▶ [Supplied records]
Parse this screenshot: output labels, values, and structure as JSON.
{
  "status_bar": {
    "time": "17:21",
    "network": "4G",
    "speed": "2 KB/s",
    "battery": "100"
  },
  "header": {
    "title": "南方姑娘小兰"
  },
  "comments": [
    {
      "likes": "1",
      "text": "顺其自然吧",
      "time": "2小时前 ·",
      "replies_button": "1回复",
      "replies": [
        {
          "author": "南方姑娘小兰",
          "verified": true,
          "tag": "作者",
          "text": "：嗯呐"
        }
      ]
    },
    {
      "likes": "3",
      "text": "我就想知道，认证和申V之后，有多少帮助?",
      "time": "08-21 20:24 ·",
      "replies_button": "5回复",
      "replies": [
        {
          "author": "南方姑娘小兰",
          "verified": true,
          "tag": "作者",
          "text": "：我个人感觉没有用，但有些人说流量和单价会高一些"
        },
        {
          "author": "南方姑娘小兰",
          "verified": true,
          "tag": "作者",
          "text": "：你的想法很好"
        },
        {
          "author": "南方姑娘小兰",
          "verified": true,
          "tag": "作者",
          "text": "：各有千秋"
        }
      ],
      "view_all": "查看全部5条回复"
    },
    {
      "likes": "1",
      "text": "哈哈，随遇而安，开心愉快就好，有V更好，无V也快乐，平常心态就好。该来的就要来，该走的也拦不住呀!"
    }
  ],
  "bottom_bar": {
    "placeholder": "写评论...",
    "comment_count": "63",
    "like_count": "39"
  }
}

▶ [To be done] Extract the complete set of records unchanged.

▶ [Written solution]
Parse this screenshot: output labels, values, and structure as JSON.
{
  "status_bar": {
    "time": "17:21",
    "network": "4G",
    "speed": "2 KB/s",
    "battery": "100"
  },
  "header": {
    "title": "南方姑娘小兰"
  },
  "comments": [
    {
      "likes": "1",
      "text": "顺其自然吧",
      "time": "2小时前 ·",
      "replies_button": "1回复",
      "replies": [
        {
          "author": "南方姑娘小兰",
          "verified": true,
          "tag": "作者",
          "text": "：嗯呐"
        }
      ]
    },
    {
      "likes": "3",
      "text": "我就想知道，认证和申V之后，有多少帮助?",
      "time": "08-21 20:24 ·",
      "replies_button": "5回复",
      "replies": [
        {
          "author": "南方姑娘小兰",
          "verified": true,
          "tag": "作者",
          "text": "：我个人感觉没有用，但有些人说流量和单价会高一些"
        },
        {
          "author": "南方姑娘小兰",
          "verified": true,
          "tag": "作者",
          "text": "：你的想法很好"
        },
        {
          "author": "南方姑娘小兰",
          "verified": true,
          "tag": "作者",
          "text": "：各有千秋"
        }
      ],
      "view_all": "查看全部5条回复"
    },
    {
      "likes": "1",
      "text": "哈哈，随遇而安，开心愉快就好，有V更好，无V也快乐，平常心态就好。该来的就要来，该走的也拦不住呀!"
    }
  ],
  "bottom_bar": {
    "placeholder": "写评论...",
    "comment_count": "63",
    "like_count": "39"
  }
}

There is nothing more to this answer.